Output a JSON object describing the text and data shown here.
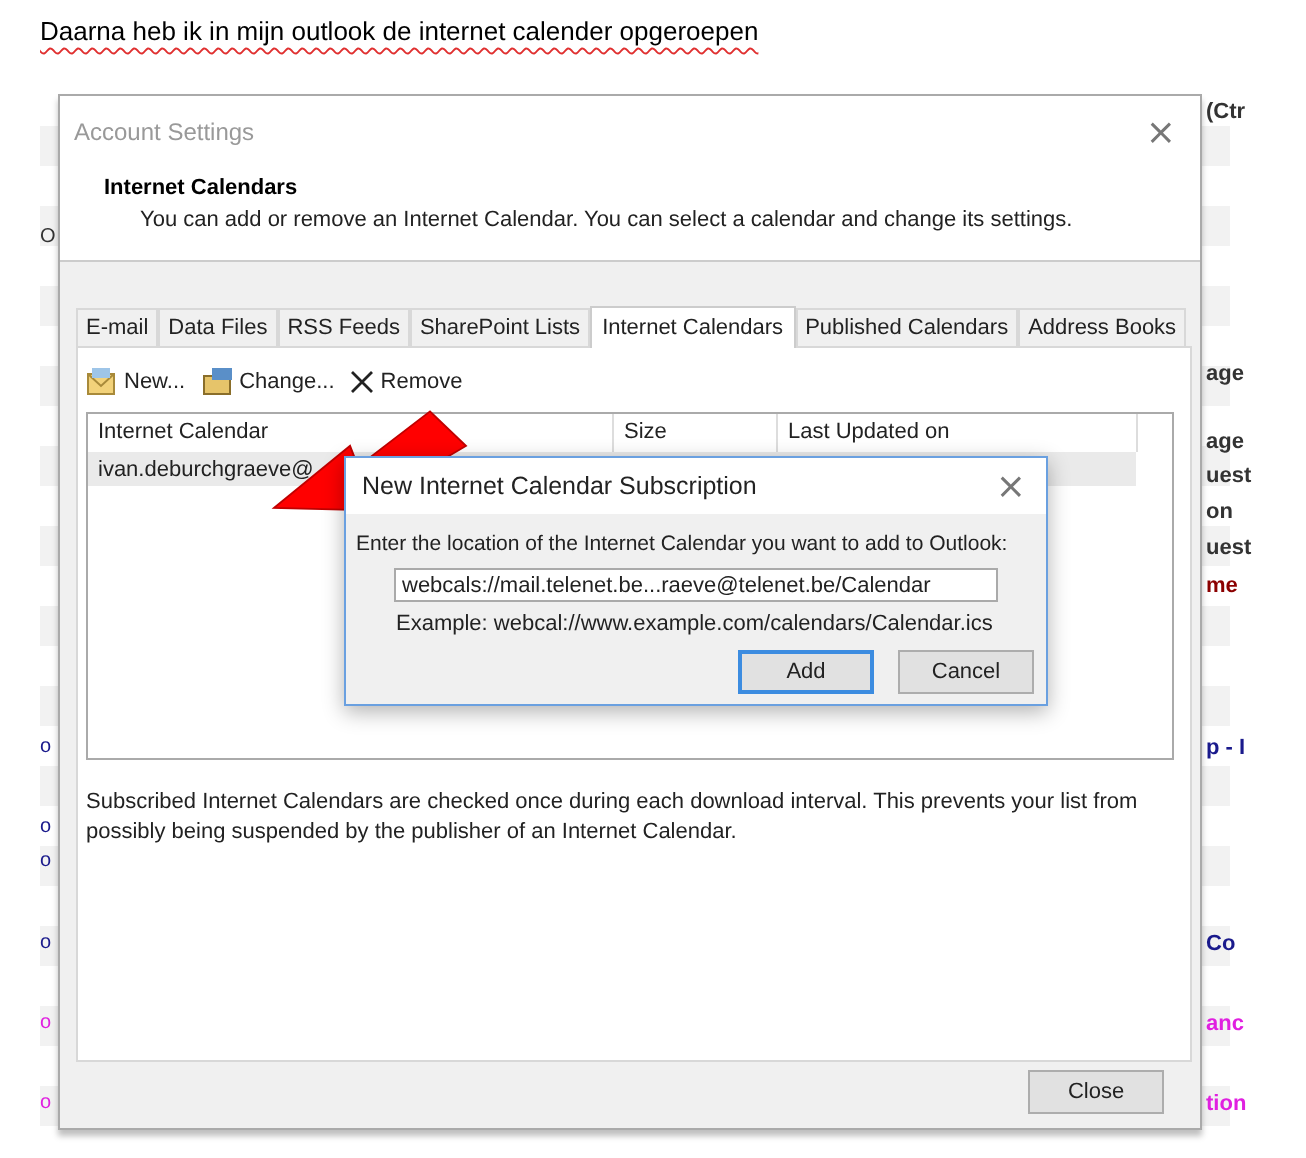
{
  "caption": "Daarna heb ik in mijn outlook de internet calender opgeroepen",
  "left_fragments": [
    {
      "text": "O",
      "color": "#333333"
    },
    {
      "text": "o",
      "color": "#1a1a8c"
    },
    {
      "text": "o",
      "color": "#1a1a8c"
    },
    {
      "text": "o",
      "color": "#1a1a8c"
    },
    {
      "text": "o",
      "color": "#1a1a8c"
    },
    {
      "text": "o",
      "color": "#e020e0"
    },
    {
      "text": "o",
      "color": "#e020e0"
    }
  ],
  "right_fragments": [
    {
      "text": "(Ctr",
      "color": "#333333"
    },
    {
      "text": "age",
      "color": "#333333"
    },
    {
      "text": "age",
      "color": "#333333"
    },
    {
      "text": "uest",
      "color": "#333333"
    },
    {
      "text": "on",
      "color": "#333333"
    },
    {
      "text": "uest",
      "color": "#333333"
    },
    {
      "text": "me",
      "color": "#8b0000"
    },
    {
      "text": "p - I",
      "color": "#1a1a8c"
    },
    {
      "text": "Co",
      "color": "#1a1a8c"
    },
    {
      "text": "anc",
      "color": "#e020e0"
    },
    {
      "text": "tion",
      "color": "#e020e0"
    }
  ],
  "window": {
    "title": "Account Settings",
    "close": "×"
  },
  "header": {
    "title": "Internet Calendars",
    "description": "You can add or remove an Internet Calendar. You can select a calendar and change its settings."
  },
  "tabs": [
    {
      "label": "E-mail",
      "selected": false
    },
    {
      "label": "Data Files",
      "selected": false
    },
    {
      "label": "RSS Feeds",
      "selected": false
    },
    {
      "label": "SharePoint Lists",
      "selected": false
    },
    {
      "label": "Internet Calendars",
      "selected": true
    },
    {
      "label": "Published Calendars",
      "selected": false
    },
    {
      "label": "Address Books",
      "selected": false
    }
  ],
  "toolbar": [
    {
      "kind": "new",
      "label": "New..."
    },
    {
      "kind": "change",
      "label": "Change..."
    },
    {
      "kind": "remove",
      "label": "Remove"
    }
  ],
  "table": {
    "columns": [
      "Internet Calendar",
      "Size",
      "Last Updated on"
    ],
    "rows": [
      {
        "cells": [
          "ivan.deburchgraeve@"
        ],
        "selected": true
      }
    ]
  },
  "note": "Subscribed Internet Calendars are checked once during each download interval. This prevents your list from possibly being suspended by the publisher of an Internet Calendar.",
  "close_button": "Close",
  "subscription_dialog": {
    "title": "New Internet Calendar Subscription",
    "close": "×",
    "prompt": "Enter the location of the Internet Calendar you want to add to Outlook:",
    "value": "webcals://mail.telenet.be...raeve@telenet.be/Calendar",
    "example": "Example: webcal://www.example.com/calendars/Calendar.ics",
    "buttons": [
      {
        "label": "Add",
        "default": true
      },
      {
        "label": "Cancel",
        "default": false
      }
    ]
  }
}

SHORT EXERCISE => Each line that holds the word "mail" should be extracted from the records.

ANSWER TO THE PROBLEM =>
      "label": "E-mail",
    "value": "webcals://mail.telenet.be...raeve@telenet.be/Calendar",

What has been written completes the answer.